WHAT YOU WILL DO:
Print each of the entries exactly, leaving nothing out.

GIVEN ENTRIES:

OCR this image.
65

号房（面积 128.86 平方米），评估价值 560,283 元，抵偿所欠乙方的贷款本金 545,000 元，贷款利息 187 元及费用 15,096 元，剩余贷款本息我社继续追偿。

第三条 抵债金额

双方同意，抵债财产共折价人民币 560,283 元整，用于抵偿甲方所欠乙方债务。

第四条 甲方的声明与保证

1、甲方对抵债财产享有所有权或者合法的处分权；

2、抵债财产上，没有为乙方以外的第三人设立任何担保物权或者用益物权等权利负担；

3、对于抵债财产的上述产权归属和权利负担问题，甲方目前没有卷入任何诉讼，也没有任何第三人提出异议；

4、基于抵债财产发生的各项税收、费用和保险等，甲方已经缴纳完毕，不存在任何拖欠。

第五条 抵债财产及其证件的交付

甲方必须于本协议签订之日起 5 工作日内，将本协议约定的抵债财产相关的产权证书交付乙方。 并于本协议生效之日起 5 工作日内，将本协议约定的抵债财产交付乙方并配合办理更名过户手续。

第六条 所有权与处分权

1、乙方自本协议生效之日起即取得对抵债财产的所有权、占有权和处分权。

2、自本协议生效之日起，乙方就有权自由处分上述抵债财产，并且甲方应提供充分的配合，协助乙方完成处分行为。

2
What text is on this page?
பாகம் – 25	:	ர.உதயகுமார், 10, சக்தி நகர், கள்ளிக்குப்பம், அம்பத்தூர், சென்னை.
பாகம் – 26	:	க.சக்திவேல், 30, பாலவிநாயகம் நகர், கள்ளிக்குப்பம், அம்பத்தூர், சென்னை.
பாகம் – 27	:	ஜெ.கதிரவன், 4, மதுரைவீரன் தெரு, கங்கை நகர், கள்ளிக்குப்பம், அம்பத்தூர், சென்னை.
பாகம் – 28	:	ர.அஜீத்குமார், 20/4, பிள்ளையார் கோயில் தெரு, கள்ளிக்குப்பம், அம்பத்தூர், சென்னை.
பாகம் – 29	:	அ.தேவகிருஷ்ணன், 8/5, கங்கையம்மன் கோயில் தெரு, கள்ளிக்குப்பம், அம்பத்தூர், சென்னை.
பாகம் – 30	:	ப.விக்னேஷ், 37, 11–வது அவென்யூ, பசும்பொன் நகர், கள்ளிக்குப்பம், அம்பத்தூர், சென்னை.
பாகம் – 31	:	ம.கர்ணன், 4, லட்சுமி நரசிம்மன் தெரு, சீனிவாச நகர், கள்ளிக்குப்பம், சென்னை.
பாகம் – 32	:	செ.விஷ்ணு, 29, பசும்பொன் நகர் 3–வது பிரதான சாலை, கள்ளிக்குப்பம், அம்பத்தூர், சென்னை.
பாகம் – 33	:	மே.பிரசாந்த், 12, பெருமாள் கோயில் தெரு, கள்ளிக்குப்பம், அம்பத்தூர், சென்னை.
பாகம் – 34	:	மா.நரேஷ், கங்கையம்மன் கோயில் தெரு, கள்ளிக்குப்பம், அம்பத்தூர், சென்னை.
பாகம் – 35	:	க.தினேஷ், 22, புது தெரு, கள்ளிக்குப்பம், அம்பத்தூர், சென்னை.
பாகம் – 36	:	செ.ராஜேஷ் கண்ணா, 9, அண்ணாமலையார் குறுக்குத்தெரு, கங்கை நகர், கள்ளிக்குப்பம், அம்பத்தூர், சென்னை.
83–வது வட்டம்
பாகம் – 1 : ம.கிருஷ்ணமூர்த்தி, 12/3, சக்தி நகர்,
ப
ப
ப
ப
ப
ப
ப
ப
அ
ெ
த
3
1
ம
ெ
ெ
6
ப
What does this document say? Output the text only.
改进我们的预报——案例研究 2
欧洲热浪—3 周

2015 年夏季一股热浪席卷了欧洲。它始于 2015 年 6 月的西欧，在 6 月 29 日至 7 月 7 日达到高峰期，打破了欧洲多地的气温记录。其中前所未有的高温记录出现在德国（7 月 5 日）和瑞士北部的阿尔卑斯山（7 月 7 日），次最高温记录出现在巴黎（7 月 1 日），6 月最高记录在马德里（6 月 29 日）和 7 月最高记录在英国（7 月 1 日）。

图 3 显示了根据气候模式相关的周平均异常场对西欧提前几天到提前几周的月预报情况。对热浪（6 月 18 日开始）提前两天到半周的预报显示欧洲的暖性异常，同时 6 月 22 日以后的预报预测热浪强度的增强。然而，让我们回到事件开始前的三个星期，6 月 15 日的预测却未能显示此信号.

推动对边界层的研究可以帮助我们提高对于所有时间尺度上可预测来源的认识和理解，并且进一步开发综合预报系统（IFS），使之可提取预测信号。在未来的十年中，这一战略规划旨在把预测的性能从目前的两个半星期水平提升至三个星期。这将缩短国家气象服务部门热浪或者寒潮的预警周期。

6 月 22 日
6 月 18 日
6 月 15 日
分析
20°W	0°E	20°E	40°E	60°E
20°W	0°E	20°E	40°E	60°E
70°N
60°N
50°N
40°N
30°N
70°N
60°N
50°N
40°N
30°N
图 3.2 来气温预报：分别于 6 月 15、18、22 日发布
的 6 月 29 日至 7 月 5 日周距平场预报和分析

SOLUTION TO THIS PROBLEM:
OCR this image.
65

号房（面积 128.86 平方米），评估价值 560,283 元，抵偿所欠乙方的贷款本金 545,000 元，贷款利息 187 元及费用 15,096 元，剩余贷款本息我社继续追偿。

第三条 抵债金额

双方同意，抵债财产共折价人民币 560,283 元整，用于抵偿甲方所欠乙方债务。

第四条 甲方的声明与保证

1、甲方对抵债财产享有所有权或者合法的处分权；

2、抵债财产上，没有为乙方以外的第三人设立任何担保物权或者用益物权等权利负担；

3、对于抵债财产的上述产权归属和权利负担问题，甲方目前没有卷入任何诉讼，也没有任何第三人提出异议；

4、基于抵债财产发生的各项税收、费用和保险等，甲方已经缴纳完毕，不存在任何拖欠。

第五条 抵债财产及其证件的交付

甲方必须于本协议签订之日起 5 工作日内，将本协议约定的抵债财产相关的产权证书交付乙方。 并于本协议生效之日起 5 工作日内，将本协议约定的抵债财产交付乙方并配合办理更名过户手续。

第六条 所有权与处分权

1、乙方自本协议生效之日起即取得对抵债财产的所有权、占有权和处分权。

2、自本协议生效之日起，乙方就有权自由处分上述抵债财产，并且甲方应提供充分的配合，协助乙方完成处分行为。

2
What text is on this page?
பாகம் – 25	:	ர.உதயகுமார், 10, சக்தி நகர், கள்ளிக்குப்பம், அம்பத்தூர், சென்னை.
பாகம் – 26	:	க.சக்திவேல், 30, பாலவிநாயகம் நகர், கள்ளிக்குப்பம், அம்பத்தூர், சென்னை.
பாகம் – 27	:	ஜெ.கதிரவன், 4, மதுரைவீரன் தெரு, கங்கை நகர், கள்ளிக்குப்பம், அம்பத்தூர், சென்னை.
பாகம் – 28	:	ர.அஜீத்குமார், 20/4, பிள்ளையார் கோயில் தெரு, கள்ளிக்குப்பம், அம்பத்தூர், சென்னை.
பாகம் – 29	:	அ.தேவகிருஷ்ணன், 8/5, கங்கையம்மன் கோயில் தெரு, கள்ளிக்குப்பம், அம்பத்தூர், சென்னை.
பாகம் – 30	:	ப.விக்னேஷ், 37, 11–வது அவென்யூ, பசும்பொன் நகர், கள்ளிக்குப்பம், அம்பத்தூர், சென்னை.
பாகம் – 31	:	ம.கர்ணன், 4, லட்சுமி நரசிம்மன் தெரு, சீனிவாச நகர், கள்ளிக்குப்பம், சென்னை.
பாகம் – 32	:	செ.விஷ்ணு, 29, பசும்பொன் நகர் 3–வது பிரதான சாலை, கள்ளிக்குப்பம், அம்பத்தூர், சென்னை.
பாகம் – 33	:	மே.பிரசாந்த், 12, பெருமாள் கோயில் தெரு, கள்ளிக்குப்பம், அம்பத்தூர், சென்னை.
பாகம் – 34	:	மா.நரேஷ், கங்கையம்மன் கோயில் தெரு, கள்ளிக்குப்பம், அம்பத்தூர், சென்னை.
பாகம் – 35	:	க.தினேஷ், 22, புது தெரு, கள்ளிக்குப்பம், அம்பத்தூர், சென்னை.
பாகம் – 36	:	செ.ராஜேஷ் கண்ணா, 9, அண்ணாமலையார் குறுக்குத்தெரு, கங்கை நகர், கள்ளிக்குப்பம், அம்பத்தூர், சென்னை.
83–வது வட்டம்
பாகம் – 1 : ம.கிருஷ்ணமூர்த்தி, 12/3, சக்தி நகர்,
ப
ப
ப
ப
ப
ப
ப
ப
அ
ெ
த
3
1
ம
ெ
ெ
6
ப
What does this document say? Output the text only.
改进我们的预报——案例研究 2
欧洲热浪—3 周

2015 年夏季一股热浪席卷了欧洲。它始于 2015 年 6 月的西欧，在 6 月 29 日至 7 月 7 日达到高峰期，打破了欧洲多地的气温记录。其中前所未有的高温记录出现在德国（7 月 5 日）和瑞士北部的阿尔卑斯山（7 月 7 日），次最高温记录出现在巴黎（7 月 1 日），6 月最高记录在马德里（6 月 29 日）和 7 月最高记录在英国（7 月 1 日）。

图 3 显示了根据气候模式相关的周平均异常场对西欧提前几天到提前几周的月预报情况。对热浪（6 月 18 日开始）提前两天到半周的预报显示欧洲的暖性异常，同时 6 月 22 日以后的预报预测热浪强度的增强。然而，让我们回到事件开始前的三个星期，6 月 15 日的预测却未能显示此信号.

推动对边界层的研究可以帮助我们提高对于所有时间尺度上可预测来源的认识和理解，并且进一步开发综合预报系统（IFS），使之可提取预测信号。在未来的十年中，这一战略规划旨在把预测的性能从目前的两个半星期水平提升至三个星期。这将缩短国家气象服务部门热浪或者寒潮的预警周期。

6 月 22 日
6 月 18 日
6 月 15 日
分析
20°W	0°E	20°E	40°E	60°E
20°W	0°E	20°E	40°E	60°E
70°N
60°N
50°N
40°N
30°N
70°N
60°N
50°N
40°N
30°N
图 3.2 来气温预报：分别于 6 月 15、18、22 日发布
的 6 月 29 日至 7 月 5 日周距平场预报和分析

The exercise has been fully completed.